» What to produce:
Each line below should be retyped exactly, with no pictures.

» Dataset rows:
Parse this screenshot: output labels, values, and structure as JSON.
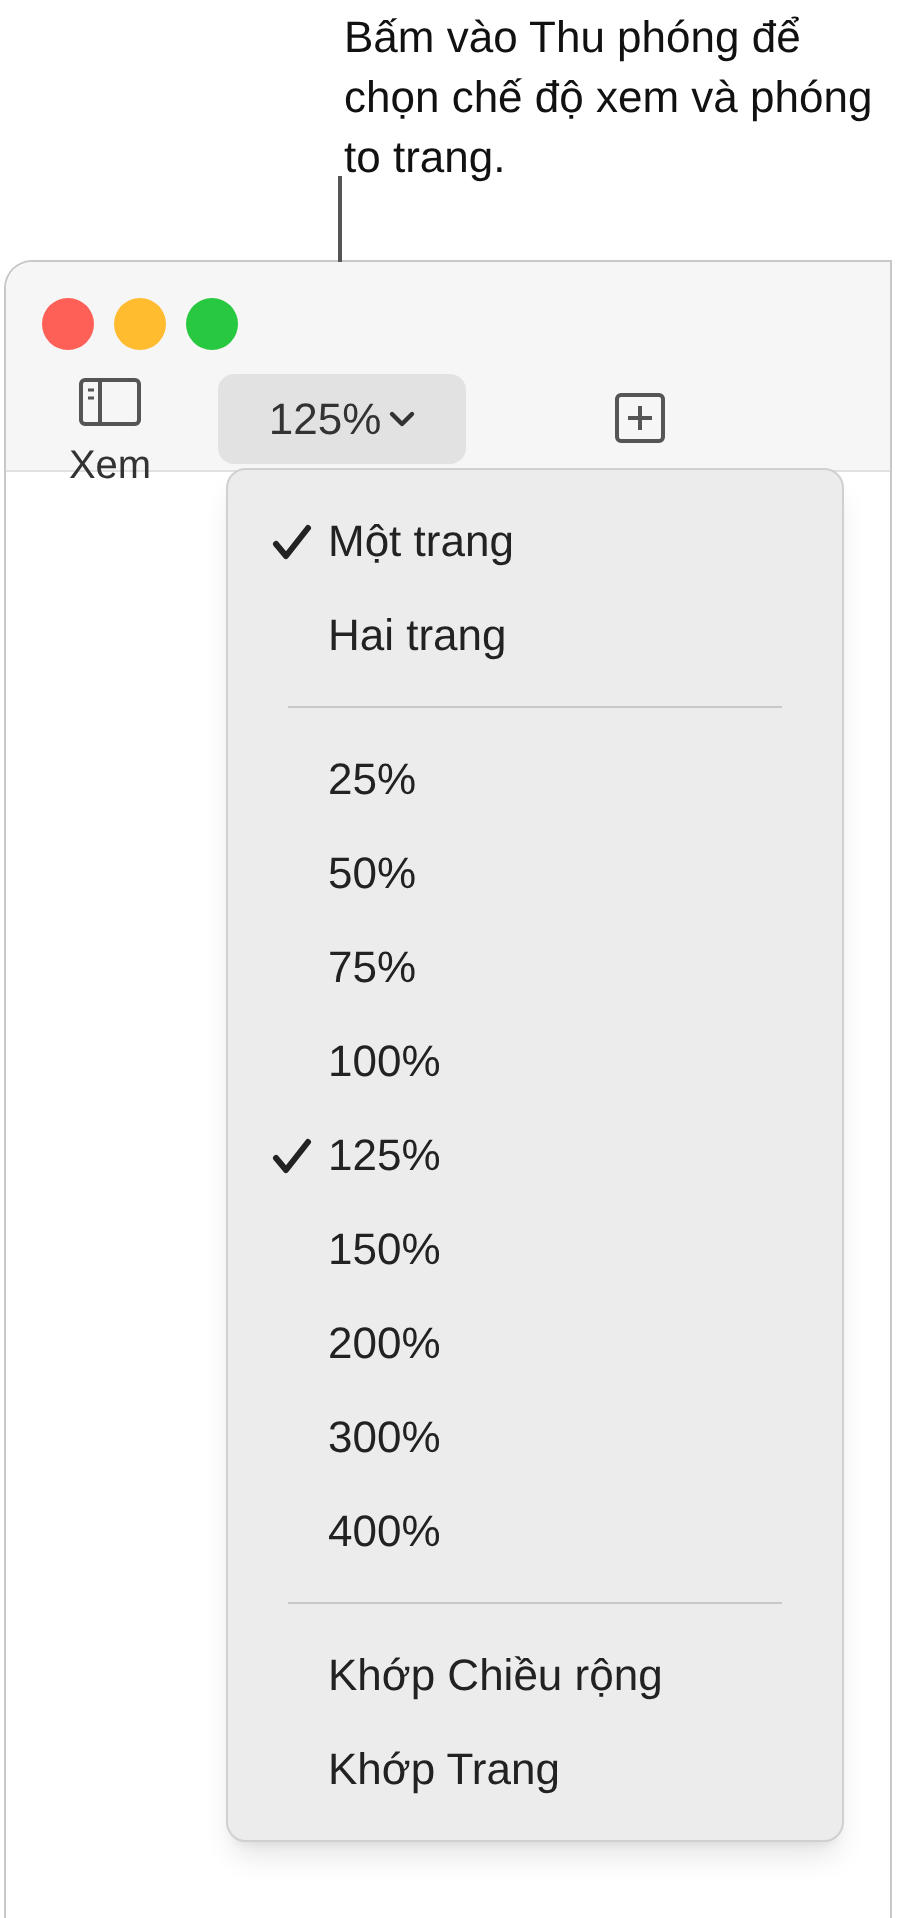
{
  "callout": {
    "text": "Bấm vào Thu phóng để chọn chế độ xem và phóng to trang."
  },
  "toolbar": {
    "view_button": {
      "label": "Xem"
    },
    "zoom_button": {
      "label": "125%"
    }
  },
  "menu": {
    "items": [
      {
        "kind": "item",
        "label": "Một trang",
        "checked": true
      },
      {
        "kind": "item",
        "label": "Hai trang",
        "checked": false
      },
      {
        "kind": "separator"
      },
      {
        "kind": "item",
        "label": "25%",
        "checked": false
      },
      {
        "kind": "item",
        "label": "50%",
        "checked": false
      },
      {
        "kind": "item",
        "label": "75%",
        "checked": false
      },
      {
        "kind": "item",
        "label": "100%",
        "checked": false
      },
      {
        "kind": "item",
        "label": "125%",
        "checked": true
      },
      {
        "kind": "item",
        "label": "150%",
        "checked": false
      },
      {
        "kind": "item",
        "label": "200%",
        "checked": false
      },
      {
        "kind": "item",
        "label": "300%",
        "checked": false
      },
      {
        "kind": "item",
        "label": "400%",
        "checked": false
      },
      {
        "kind": "separator"
      },
      {
        "kind": "item",
        "label": "Khớp Chiều rộng",
        "checked": false
      },
      {
        "kind": "item",
        "label": "Khớp Trang",
        "checked": false
      }
    ]
  }
}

» Correct output:
Parse this screenshot: output labels, values, and structure as JSON.
{
  "callout": {
    "text": "Bấm vào Thu phóng để chọn chế độ xem và phóng to trang."
  },
  "toolbar": {
    "view_button": {
      "label": "Xem"
    },
    "zoom_button": {
      "label": "125%"
    }
  },
  "menu": {
    "items": [
      {
        "kind": "item",
        "label": "Một trang",
        "checked": true
      },
      {
        "kind": "item",
        "label": "Hai trang",
        "checked": false
      },
      {
        "kind": "separator"
      },
      {
        "kind": "item",
        "label": "25%",
        "checked": false
      },
      {
        "kind": "item",
        "label": "50%",
        "checked": false
      },
      {
        "kind": "item",
        "label": "75%",
        "checked": false
      },
      {
        "kind": "item",
        "label": "100%",
        "checked": false
      },
      {
        "kind": "item",
        "label": "125%",
        "checked": true
      },
      {
        "kind": "item",
        "label": "150%",
        "checked": false
      },
      {
        "kind": "item",
        "label": "200%",
        "checked": false
      },
      {
        "kind": "item",
        "label": "300%",
        "checked": false
      },
      {
        "kind": "item",
        "label": "400%",
        "checked": false
      },
      {
        "kind": "separator"
      },
      {
        "kind": "item",
        "label": "Khớp Chiều rộng",
        "checked": false
      },
      {
        "kind": "item",
        "label": "Khớp Trang",
        "checked": false
      }
    ]
  }
}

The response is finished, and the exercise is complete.